What is needed -> Examine the records and identify each line that includes the string "These". Copy those lines.

Data supplied ->
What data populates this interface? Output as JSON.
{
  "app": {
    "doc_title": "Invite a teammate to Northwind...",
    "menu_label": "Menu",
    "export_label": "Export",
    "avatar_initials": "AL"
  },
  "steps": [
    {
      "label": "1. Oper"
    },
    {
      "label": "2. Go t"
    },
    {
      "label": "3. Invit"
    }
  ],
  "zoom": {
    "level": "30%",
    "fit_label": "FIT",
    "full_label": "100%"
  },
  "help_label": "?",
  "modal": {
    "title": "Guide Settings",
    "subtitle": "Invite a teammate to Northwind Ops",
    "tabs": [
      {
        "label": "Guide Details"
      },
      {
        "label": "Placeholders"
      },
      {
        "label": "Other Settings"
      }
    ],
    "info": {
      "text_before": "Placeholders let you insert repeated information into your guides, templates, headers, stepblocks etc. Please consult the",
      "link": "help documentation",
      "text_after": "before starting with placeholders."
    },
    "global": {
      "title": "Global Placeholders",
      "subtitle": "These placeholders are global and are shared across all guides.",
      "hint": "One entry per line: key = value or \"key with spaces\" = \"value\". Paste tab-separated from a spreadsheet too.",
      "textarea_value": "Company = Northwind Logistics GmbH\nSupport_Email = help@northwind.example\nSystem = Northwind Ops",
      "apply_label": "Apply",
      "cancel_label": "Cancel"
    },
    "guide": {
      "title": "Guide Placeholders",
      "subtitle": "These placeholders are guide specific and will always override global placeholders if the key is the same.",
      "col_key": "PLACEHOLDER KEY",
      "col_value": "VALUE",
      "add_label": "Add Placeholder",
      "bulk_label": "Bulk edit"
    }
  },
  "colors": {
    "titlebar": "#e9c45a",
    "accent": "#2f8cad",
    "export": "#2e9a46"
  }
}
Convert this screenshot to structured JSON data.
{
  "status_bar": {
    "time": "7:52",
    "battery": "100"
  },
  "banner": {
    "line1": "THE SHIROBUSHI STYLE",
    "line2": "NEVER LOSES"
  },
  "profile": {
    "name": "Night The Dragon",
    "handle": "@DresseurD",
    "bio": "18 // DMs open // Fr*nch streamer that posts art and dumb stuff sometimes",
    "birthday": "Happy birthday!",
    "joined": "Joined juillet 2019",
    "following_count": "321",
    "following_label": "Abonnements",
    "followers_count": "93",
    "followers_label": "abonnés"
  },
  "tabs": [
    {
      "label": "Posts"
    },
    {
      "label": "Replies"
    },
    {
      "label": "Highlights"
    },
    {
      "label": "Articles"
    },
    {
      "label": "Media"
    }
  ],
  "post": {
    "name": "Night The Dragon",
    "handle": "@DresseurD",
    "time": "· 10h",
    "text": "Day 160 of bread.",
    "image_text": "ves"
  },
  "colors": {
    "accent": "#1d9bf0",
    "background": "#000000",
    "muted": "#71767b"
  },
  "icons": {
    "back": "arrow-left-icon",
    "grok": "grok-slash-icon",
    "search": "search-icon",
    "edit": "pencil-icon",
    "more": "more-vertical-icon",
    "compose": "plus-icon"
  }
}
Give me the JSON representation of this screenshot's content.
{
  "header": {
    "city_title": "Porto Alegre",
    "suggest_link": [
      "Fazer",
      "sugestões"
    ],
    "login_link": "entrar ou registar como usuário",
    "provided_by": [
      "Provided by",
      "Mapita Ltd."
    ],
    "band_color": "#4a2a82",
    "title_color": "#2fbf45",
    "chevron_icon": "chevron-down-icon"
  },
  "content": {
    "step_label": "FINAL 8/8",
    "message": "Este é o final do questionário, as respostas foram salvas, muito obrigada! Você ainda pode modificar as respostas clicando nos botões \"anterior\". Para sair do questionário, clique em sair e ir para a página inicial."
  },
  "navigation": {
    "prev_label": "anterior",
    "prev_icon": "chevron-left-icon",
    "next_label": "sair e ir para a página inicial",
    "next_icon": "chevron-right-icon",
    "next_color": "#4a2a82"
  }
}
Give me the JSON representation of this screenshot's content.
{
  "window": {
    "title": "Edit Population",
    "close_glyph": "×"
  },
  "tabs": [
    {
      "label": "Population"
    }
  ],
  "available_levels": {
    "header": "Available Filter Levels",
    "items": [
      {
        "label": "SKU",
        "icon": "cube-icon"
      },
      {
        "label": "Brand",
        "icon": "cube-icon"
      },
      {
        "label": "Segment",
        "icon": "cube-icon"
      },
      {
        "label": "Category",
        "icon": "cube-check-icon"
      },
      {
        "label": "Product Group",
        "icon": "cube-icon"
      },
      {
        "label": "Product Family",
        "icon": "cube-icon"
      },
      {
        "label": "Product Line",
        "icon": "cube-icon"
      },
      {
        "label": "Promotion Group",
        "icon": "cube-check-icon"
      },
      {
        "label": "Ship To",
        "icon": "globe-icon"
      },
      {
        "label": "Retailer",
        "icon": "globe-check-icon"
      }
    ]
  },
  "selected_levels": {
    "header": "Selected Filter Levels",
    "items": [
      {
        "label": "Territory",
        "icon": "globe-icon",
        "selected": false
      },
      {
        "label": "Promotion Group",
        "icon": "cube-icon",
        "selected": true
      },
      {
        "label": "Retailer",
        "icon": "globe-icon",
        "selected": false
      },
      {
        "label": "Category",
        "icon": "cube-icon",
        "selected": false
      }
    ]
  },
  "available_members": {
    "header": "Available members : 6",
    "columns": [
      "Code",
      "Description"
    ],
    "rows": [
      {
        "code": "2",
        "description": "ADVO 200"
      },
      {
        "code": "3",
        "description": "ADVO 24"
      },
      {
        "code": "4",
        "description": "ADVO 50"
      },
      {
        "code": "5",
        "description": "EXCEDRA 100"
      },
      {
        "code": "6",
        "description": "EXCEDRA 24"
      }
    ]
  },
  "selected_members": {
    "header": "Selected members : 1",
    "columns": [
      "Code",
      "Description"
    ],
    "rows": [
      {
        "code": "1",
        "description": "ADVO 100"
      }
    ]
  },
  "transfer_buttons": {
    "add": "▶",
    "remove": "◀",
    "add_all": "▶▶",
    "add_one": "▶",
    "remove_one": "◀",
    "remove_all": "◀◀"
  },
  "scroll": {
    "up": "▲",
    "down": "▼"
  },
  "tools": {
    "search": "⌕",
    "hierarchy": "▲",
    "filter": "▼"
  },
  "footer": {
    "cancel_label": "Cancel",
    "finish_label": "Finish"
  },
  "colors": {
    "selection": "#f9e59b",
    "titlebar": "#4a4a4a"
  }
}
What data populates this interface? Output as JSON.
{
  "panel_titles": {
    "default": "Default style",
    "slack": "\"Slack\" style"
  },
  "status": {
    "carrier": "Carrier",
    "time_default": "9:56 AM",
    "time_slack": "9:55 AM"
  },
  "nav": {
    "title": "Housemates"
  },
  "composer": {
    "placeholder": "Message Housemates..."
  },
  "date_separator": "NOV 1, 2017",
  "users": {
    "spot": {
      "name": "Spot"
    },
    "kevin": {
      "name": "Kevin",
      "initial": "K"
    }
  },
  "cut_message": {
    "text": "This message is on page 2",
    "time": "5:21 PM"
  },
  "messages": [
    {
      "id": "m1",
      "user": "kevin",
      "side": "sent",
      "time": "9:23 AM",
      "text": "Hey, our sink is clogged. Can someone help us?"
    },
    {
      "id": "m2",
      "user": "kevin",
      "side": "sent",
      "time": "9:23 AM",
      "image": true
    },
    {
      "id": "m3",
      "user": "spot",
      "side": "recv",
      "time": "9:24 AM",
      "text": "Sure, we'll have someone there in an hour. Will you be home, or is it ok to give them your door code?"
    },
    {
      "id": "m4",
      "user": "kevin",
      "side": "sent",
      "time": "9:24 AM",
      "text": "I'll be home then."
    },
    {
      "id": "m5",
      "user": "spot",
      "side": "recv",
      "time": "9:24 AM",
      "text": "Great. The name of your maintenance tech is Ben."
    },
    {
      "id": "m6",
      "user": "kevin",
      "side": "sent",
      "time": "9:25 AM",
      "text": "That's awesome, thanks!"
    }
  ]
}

Answer to the exercise ->
      "subtitle": "These placeholders are global and are shared across all guides.",
      "subtitle": "These placeholders are guide specific and will always override global placeholders if the key is the same.",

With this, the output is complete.